▶ _WORK REQUIRED_
From the data below, report how many lines contain the word "families", giving the number and nothing else.

▶ _INFORMATION GIVEN_
++++++++++

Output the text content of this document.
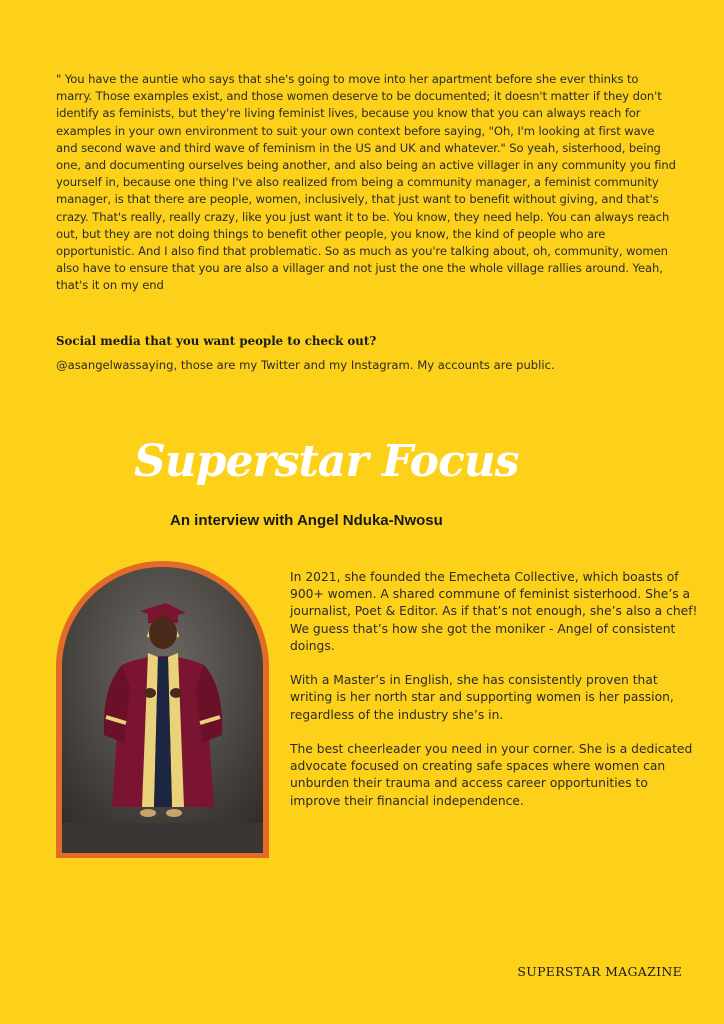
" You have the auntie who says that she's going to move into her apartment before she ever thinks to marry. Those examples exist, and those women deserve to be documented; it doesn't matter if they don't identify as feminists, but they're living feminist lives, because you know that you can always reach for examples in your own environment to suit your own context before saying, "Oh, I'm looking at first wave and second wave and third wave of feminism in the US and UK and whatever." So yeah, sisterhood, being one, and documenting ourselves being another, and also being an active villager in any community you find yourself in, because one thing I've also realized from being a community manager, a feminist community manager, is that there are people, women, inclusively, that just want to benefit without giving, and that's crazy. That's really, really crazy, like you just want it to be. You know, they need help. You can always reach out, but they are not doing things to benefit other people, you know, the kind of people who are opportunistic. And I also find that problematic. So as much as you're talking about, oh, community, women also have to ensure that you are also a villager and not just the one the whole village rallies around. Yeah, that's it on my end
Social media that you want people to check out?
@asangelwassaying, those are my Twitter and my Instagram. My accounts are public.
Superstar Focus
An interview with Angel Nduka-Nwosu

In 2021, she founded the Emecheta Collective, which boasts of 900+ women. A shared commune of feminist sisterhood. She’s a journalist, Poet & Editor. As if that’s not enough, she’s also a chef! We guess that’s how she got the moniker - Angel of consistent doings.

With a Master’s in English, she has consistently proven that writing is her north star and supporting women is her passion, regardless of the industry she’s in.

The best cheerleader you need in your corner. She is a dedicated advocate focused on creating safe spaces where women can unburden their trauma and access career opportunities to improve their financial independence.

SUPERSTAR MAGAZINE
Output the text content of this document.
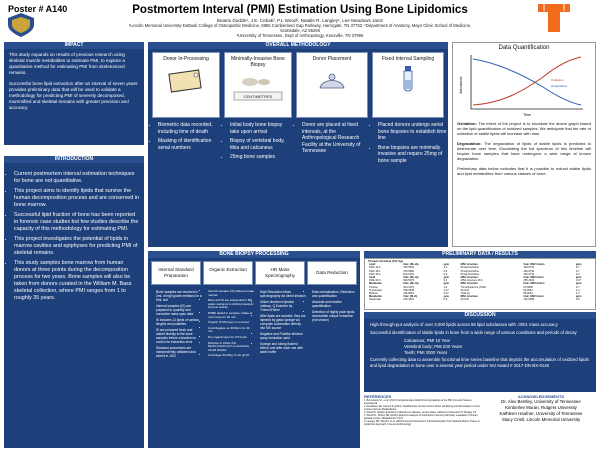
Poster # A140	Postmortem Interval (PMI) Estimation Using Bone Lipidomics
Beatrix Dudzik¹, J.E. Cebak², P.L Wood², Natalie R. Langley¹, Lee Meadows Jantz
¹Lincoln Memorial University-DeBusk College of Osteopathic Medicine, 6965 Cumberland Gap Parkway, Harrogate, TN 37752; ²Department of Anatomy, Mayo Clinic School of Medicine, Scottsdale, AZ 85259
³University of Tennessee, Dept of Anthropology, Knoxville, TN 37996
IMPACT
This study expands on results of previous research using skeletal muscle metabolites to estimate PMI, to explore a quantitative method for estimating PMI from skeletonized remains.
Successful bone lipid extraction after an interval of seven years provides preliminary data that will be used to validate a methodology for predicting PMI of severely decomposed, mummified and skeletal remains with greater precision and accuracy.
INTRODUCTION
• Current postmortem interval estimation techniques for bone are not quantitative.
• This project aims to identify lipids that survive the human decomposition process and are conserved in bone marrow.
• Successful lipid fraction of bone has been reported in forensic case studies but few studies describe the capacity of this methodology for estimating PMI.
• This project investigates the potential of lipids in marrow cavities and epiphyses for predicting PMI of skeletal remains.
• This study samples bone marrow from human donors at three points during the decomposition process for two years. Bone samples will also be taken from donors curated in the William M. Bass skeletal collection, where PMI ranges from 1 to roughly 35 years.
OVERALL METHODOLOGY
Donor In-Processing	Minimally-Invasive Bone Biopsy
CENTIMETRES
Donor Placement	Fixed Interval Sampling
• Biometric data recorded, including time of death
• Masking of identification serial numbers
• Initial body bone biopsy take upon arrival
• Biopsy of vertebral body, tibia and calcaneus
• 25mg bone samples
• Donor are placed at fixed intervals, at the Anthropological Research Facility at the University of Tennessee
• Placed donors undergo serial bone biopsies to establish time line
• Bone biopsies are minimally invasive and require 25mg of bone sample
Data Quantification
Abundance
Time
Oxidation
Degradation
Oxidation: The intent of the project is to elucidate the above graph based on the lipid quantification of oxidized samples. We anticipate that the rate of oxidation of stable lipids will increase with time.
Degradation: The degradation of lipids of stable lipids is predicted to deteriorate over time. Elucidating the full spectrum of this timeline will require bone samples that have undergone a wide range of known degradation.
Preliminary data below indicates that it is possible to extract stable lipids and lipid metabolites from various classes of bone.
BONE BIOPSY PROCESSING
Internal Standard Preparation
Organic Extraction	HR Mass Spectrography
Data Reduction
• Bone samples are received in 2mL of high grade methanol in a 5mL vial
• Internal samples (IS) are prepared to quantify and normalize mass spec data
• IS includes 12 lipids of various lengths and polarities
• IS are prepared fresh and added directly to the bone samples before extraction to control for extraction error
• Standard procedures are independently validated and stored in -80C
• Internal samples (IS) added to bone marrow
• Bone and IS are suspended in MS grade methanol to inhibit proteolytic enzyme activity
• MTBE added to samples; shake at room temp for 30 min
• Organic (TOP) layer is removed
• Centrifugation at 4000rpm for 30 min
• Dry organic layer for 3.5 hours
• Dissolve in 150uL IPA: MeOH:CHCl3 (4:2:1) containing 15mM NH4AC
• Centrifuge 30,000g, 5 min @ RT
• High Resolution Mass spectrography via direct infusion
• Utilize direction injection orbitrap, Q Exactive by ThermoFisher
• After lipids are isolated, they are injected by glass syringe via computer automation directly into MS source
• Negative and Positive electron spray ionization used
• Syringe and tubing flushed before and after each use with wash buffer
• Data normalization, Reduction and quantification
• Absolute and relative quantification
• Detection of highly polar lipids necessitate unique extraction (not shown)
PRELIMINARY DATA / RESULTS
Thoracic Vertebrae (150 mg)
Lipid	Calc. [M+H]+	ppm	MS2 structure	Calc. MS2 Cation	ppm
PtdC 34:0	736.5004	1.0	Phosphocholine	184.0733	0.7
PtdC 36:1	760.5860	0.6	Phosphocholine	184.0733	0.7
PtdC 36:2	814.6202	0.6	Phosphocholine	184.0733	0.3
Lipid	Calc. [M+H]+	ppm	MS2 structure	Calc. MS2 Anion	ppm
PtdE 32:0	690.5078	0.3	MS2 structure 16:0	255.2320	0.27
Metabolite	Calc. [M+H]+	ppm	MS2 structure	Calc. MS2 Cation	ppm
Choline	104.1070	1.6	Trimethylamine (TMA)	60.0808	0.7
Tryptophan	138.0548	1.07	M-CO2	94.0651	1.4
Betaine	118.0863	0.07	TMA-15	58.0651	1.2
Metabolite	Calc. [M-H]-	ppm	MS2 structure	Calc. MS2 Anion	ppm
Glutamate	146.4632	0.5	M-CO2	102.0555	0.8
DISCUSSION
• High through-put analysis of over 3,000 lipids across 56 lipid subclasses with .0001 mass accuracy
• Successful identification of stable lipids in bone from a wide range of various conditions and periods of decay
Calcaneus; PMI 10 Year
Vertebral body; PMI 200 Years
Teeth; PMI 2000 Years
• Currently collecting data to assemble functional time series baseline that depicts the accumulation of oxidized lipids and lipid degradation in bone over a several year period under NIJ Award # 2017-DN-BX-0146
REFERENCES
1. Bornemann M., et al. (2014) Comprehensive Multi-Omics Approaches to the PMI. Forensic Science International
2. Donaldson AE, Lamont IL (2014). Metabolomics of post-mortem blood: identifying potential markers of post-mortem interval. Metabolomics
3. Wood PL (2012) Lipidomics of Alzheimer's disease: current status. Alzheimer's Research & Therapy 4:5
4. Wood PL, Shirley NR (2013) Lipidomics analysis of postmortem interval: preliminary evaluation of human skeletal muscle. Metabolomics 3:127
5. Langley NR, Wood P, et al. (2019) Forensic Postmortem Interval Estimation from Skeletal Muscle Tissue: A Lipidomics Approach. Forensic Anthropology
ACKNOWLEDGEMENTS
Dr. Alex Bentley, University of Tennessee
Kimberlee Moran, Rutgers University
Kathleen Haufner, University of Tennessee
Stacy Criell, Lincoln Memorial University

++++++++++

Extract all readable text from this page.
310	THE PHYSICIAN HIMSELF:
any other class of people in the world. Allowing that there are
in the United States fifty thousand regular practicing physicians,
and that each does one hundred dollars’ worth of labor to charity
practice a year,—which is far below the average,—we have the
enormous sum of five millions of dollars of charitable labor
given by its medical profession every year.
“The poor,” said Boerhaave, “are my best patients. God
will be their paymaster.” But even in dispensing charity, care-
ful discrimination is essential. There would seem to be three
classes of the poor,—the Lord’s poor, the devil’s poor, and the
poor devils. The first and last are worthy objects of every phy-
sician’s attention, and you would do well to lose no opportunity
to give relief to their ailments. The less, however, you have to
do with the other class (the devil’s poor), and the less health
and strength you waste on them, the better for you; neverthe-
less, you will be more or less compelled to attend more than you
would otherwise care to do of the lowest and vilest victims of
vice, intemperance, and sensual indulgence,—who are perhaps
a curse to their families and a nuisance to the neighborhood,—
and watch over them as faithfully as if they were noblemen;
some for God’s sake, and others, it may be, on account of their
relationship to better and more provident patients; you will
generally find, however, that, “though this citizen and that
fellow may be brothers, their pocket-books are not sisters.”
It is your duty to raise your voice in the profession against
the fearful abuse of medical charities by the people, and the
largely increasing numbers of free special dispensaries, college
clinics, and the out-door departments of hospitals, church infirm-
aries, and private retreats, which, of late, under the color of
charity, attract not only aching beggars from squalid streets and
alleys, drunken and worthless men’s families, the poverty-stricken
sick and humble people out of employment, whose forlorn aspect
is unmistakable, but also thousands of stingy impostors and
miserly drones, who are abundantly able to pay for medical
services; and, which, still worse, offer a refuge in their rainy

++++++++++

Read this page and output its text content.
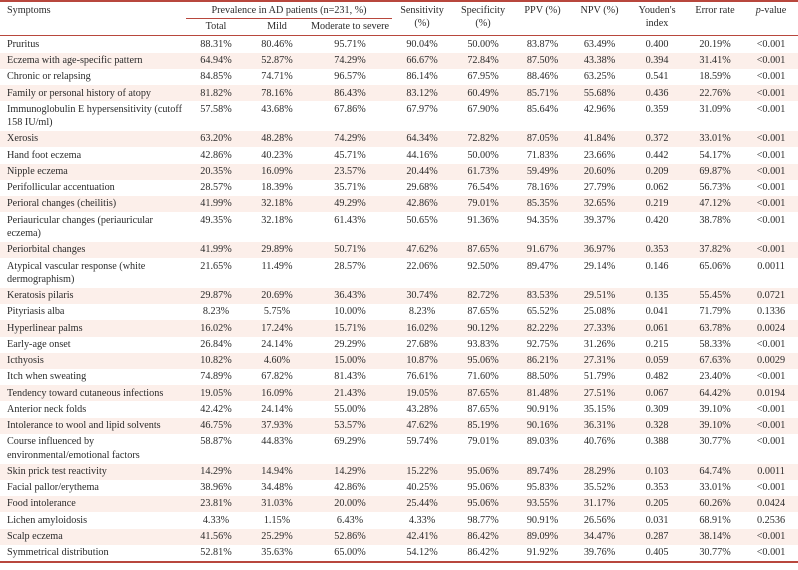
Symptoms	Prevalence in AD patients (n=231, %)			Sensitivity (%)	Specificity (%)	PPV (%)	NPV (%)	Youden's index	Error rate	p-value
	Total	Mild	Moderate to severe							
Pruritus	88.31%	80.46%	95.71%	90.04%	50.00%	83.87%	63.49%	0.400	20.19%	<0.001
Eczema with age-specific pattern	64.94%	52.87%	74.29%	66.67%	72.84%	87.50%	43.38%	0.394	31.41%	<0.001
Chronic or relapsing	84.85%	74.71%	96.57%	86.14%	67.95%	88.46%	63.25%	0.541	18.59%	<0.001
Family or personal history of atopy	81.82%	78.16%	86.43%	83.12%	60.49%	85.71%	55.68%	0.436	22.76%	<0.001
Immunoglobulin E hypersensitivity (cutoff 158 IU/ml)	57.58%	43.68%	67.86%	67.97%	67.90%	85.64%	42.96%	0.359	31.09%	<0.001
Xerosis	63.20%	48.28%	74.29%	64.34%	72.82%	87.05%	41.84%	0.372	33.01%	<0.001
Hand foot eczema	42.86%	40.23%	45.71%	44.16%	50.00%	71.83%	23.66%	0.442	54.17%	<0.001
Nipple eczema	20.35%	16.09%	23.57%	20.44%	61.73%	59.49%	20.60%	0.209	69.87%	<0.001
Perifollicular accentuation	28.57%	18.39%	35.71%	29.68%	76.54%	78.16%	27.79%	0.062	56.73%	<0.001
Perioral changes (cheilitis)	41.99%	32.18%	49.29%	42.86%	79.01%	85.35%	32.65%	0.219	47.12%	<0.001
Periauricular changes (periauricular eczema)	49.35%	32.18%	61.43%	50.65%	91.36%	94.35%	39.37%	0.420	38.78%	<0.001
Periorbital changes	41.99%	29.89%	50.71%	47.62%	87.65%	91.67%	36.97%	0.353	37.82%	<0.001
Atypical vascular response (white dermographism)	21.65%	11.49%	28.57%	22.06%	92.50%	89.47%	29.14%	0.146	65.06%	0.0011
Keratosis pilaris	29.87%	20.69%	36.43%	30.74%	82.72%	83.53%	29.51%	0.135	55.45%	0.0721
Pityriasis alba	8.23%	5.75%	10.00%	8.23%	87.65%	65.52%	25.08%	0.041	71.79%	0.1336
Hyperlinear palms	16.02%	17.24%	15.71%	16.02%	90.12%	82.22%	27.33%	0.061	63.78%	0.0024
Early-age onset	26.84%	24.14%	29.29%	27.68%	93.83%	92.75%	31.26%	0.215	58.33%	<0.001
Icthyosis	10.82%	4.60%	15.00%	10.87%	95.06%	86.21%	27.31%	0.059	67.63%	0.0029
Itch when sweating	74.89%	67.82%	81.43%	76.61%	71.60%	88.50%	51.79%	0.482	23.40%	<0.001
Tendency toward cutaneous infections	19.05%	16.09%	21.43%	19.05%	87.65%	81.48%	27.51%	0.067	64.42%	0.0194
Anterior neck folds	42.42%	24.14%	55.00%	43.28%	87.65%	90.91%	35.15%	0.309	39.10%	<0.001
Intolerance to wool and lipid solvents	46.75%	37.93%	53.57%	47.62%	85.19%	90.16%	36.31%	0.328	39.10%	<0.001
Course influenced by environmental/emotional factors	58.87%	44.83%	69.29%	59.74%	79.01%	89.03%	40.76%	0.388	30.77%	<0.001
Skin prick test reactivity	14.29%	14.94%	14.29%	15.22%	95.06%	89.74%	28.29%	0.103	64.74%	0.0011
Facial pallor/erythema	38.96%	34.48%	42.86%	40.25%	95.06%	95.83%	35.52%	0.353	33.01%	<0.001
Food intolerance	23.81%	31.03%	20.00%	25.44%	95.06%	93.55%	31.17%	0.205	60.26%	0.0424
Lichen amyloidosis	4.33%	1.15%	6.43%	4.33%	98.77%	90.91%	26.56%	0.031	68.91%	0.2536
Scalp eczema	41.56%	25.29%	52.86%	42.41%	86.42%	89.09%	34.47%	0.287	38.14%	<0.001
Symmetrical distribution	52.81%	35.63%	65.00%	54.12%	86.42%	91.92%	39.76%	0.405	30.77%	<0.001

++++++++++

▶ _OUTPUT FOR THIS TASK_
2